-- Challenge --
Would you quote the material below in full and unchanged?

## BEGIN Data for processing

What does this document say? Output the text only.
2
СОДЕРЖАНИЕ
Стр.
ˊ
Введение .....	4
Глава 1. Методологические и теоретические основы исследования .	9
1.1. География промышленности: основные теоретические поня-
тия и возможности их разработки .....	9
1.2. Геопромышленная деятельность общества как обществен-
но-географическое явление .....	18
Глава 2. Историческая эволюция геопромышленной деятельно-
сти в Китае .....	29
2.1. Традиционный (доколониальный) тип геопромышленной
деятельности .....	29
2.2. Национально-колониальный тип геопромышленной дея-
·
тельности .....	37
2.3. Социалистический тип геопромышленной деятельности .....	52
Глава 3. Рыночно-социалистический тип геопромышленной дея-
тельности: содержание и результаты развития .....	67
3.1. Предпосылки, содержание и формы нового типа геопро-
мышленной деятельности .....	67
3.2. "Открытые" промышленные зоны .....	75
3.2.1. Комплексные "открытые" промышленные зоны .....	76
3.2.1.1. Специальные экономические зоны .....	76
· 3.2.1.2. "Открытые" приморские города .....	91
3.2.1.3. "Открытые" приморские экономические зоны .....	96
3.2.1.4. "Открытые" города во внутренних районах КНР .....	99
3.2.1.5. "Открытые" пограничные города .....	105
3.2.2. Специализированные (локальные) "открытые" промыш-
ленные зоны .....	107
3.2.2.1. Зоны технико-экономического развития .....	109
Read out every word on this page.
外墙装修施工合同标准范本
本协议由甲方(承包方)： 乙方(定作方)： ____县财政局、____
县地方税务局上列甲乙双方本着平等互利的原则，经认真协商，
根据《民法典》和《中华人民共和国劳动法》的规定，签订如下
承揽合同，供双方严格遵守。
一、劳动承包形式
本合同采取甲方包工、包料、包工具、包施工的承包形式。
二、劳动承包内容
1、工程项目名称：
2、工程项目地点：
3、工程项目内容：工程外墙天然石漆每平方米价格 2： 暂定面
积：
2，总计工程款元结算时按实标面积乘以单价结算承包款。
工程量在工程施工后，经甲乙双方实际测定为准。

## END Data for processing

-- Exercise answer --
What does this document say? Output the text only.
2
СОДЕРЖАНИЕ
Стр.
ˊ
Введение .....	4
Глава 1. Методологические и теоретические основы исследования .	9
1.1. География промышленности: основные теоретические поня-
тия и возможности их разработки .....	9
1.2. Геопромышленная деятельность общества как обществен-
но-географическое явление .....	18
Глава 2. Историческая эволюция геопромышленной деятельно-
сти в Китае .....	29
2.1. Традиционный (доколониальный) тип геопромышленной
деятельности .....	29
2.2. Национально-колониальный тип геопромышленной дея-
·
тельности .....	37
2.3. Социалистический тип геопромышленной деятельности .....	52
Глава 3. Рыночно-социалистический тип геопромышленной дея-
тельности: содержание и результаты развития .....	67
3.1. Предпосылки, содержание и формы нового типа геопро-
мышленной деятельности .....	67
3.2. "Открытые" промышленные зоны .....	75
3.2.1. Комплексные "открытые" промышленные зоны .....	76
3.2.1.1. Специальные экономические зоны .....	76
· 3.2.1.2. "Открытые" приморские города .....	91
3.2.1.3. "Открытые" приморские экономические зоны .....	96
3.2.1.4. "Открытые" города во внутренних районах КНР .....	99
3.2.1.5. "Открытые" пограничные города .....	105
3.2.2. Специализированные (локальные) "открытые" промыш-
ленные зоны .....	107
3.2.2.1. Зоны технико-экономического развития .....	109
Read out every word on this page.
外墙装修施工合同标准范本
本协议由甲方(承包方)： 乙方(定作方)： ____县财政局、____
县地方税务局上列甲乙双方本着平等互利的原则，经认真协商，
根据《民法典》和《中华人民共和国劳动法》的规定，签订如下
承揽合同，供双方严格遵守。
一、劳动承包形式
本合同采取甲方包工、包料、包工具、包施工的承包形式。
二、劳动承包内容
1、工程项目名称：
2、工程项目地点：
3、工程项目内容：工程外墙天然石漆每平方米价格 2： 暂定面
积：
2，总计工程款元结算时按实标面积乘以单价结算承包款。
工程量在工程施工后，经甲乙双方实际测定为准。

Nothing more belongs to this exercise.